• **AIM**: Reproduce only the part of the data that opens with the line containing "quad-light-label: Quad light" and closes with the line containing "spot-light-icon (220, 228, 296, 315)", renaming "subtitle" to "caption" and leaving everything else unchanged.
....................
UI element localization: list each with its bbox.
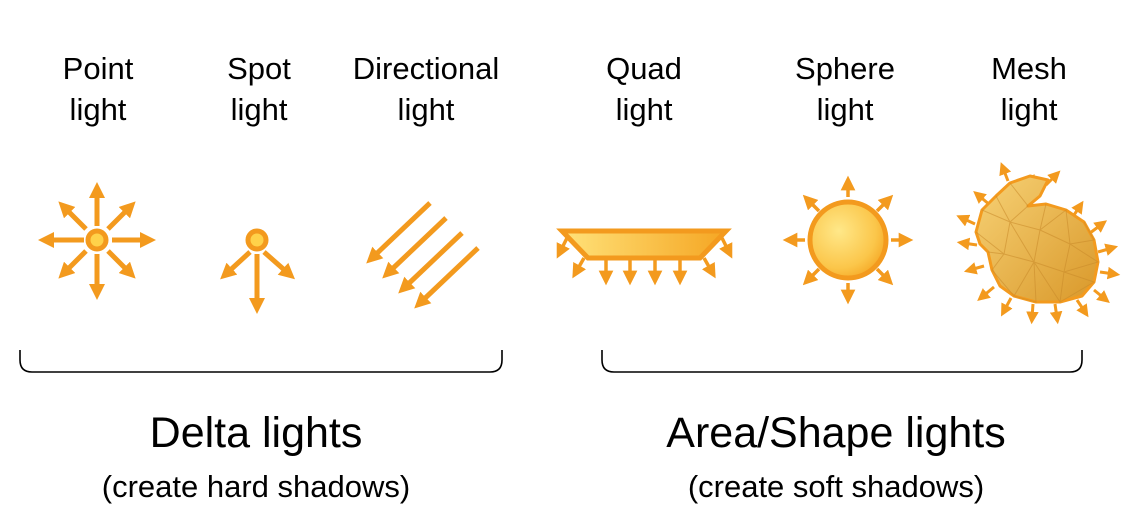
quad-light-label: Quad light (606, 48, 682, 130)
mesh-light-icon (956, 162, 1121, 325)
label-line: Spot (227, 51, 291, 86)
label-line: Sphere (795, 51, 895, 86)
label-line: Point (62, 51, 134, 86)
label-line: Mesh (991, 51, 1067, 86)
point-light-label: Point light (63, 48, 134, 130)
point-light-icon (37, 181, 157, 301)
directional-light-icon (366, 201, 480, 309)
delta-lights-subtitle: (create hard shadows) (101, 469, 411, 504)
area-lights-subtitle: (create soft shadows) (687, 469, 985, 504)
area-lights-brace (601, 350, 1083, 373)
label-line: light (230, 92, 288, 127)
area-lights-title: Area/Shape lights (666, 409, 1006, 457)
label-line: light (69, 92, 127, 127)
spot-light-icon (220, 228, 296, 315)
spot-light-label: Spot light (227, 48, 291, 130)
label-line: Quad (606, 51, 682, 86)
label-line: light (615, 92, 673, 127)
delta-lights-title: Delta lights (149, 409, 363, 457)
directional-light-label: Directional light (353, 48, 499, 130)
mesh-light-label: Mesh light (991, 48, 1067, 130)
label-line: light (397, 92, 455, 127)
label-line: light (816, 92, 874, 127)
quad-light-icon (556, 228, 733, 286)
sphere-light-icon (782, 175, 914, 305)
delta-lights-brace (19, 350, 503, 373)
label-line: light (1000, 92, 1058, 127)
sphere-light-label: Sphere light (795, 48, 895, 130)
label-line: Directional (352, 51, 500, 86)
....................
• **TASK OUTPUT**:
quad-light-label: Quad light (606, 48, 682, 130)
mesh-light-icon (956, 162, 1121, 325)
label-line: Spot (227, 51, 291, 86)
label-line: Sphere (795, 51, 895, 86)
label-line: Point (62, 51, 134, 86)
label-line: Mesh (991, 51, 1067, 86)
point-light-label: Point light (63, 48, 134, 130)
point-light-icon (37, 181, 157, 301)
directional-light-icon (366, 201, 480, 309)
delta-lights-caption: (create hard shadows) (101, 469, 411, 504)
area-lights-caption: (create soft shadows) (687, 469, 985, 504)
area-lights-brace (601, 350, 1083, 373)
label-line: light (230, 92, 288, 127)
area-lights-title: Area/Shape lights (666, 409, 1006, 457)
label-line: light (69, 92, 127, 127)
spot-light-icon (220, 228, 296, 315)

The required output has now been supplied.